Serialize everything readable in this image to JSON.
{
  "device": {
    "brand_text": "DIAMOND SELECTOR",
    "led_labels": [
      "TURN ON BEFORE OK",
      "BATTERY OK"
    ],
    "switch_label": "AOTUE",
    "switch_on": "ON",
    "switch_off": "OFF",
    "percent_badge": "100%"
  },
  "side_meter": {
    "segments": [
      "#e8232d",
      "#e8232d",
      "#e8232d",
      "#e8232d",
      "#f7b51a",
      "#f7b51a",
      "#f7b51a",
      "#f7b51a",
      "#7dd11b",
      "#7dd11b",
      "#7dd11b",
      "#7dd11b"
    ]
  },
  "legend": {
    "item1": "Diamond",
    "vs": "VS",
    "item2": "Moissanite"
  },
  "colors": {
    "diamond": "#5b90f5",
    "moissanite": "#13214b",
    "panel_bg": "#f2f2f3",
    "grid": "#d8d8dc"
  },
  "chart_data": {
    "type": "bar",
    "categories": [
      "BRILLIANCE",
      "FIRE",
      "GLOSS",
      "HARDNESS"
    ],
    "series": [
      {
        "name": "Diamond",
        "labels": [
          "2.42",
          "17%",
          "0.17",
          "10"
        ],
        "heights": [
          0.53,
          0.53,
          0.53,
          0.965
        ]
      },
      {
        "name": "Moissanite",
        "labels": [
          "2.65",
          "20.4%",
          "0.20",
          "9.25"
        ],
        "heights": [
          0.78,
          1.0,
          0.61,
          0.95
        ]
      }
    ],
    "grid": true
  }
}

────────────────

- [The request]:
Give the listing again, word for word.

- [Result of the task]:
Serialize everything readable in this image to JSON.
{
  "device": {
    "brand_text": "DIAMOND SELECTOR",
    "led_labels": [
      "TURN ON BEFORE OK",
      "BATTERY OK"
    ],
    "switch_label": "AOTUE",
    "switch_on": "ON",
    "switch_off": "OFF",
    "percent_badge": "100%"
  },
  "side_meter": {
    "segments": [
      "#e8232d",
      "#e8232d",
      "#e8232d",
      "#e8232d",
      "#f7b51a",
      "#f7b51a",
      "#f7b51a",
      "#f7b51a",
      "#7dd11b",
      "#7dd11b",
      "#7dd11b",
      "#7dd11b"
    ]
  },
  "legend": {
    "item1": "Diamond",
    "vs": "VS",
    "item2": "Moissanite"
  },
  "colors": {
    "diamond": "#5b90f5",
    "moissanite": "#13214b",
    "panel_bg": "#f2f2f3",
    "grid": "#d8d8dc"
  },
  "chart_data": {
    "type": "bar",
    "categories": [
      "BRILLIANCE",
      "FIRE",
      "GLOSS",
      "HARDNESS"
    ],
    "series": [
      {
        "name": "Diamond",
        "labels": [
          "2.42",
          "17%",
          "0.17",
          "10"
        ],
        "heights": [
          0.53,
          0.53,
          0.53,
          0.965
        ]
      },
      {
        "name": "Moissanite",
        "labels": [
          "2.65",
          "20.4%",
          "0.20",
          "9.25"
        ],
        "heights": [
          0.78,
          1.0,
          0.61,
          0.95
        ]
      }
    ],
    "grid": true
  }
}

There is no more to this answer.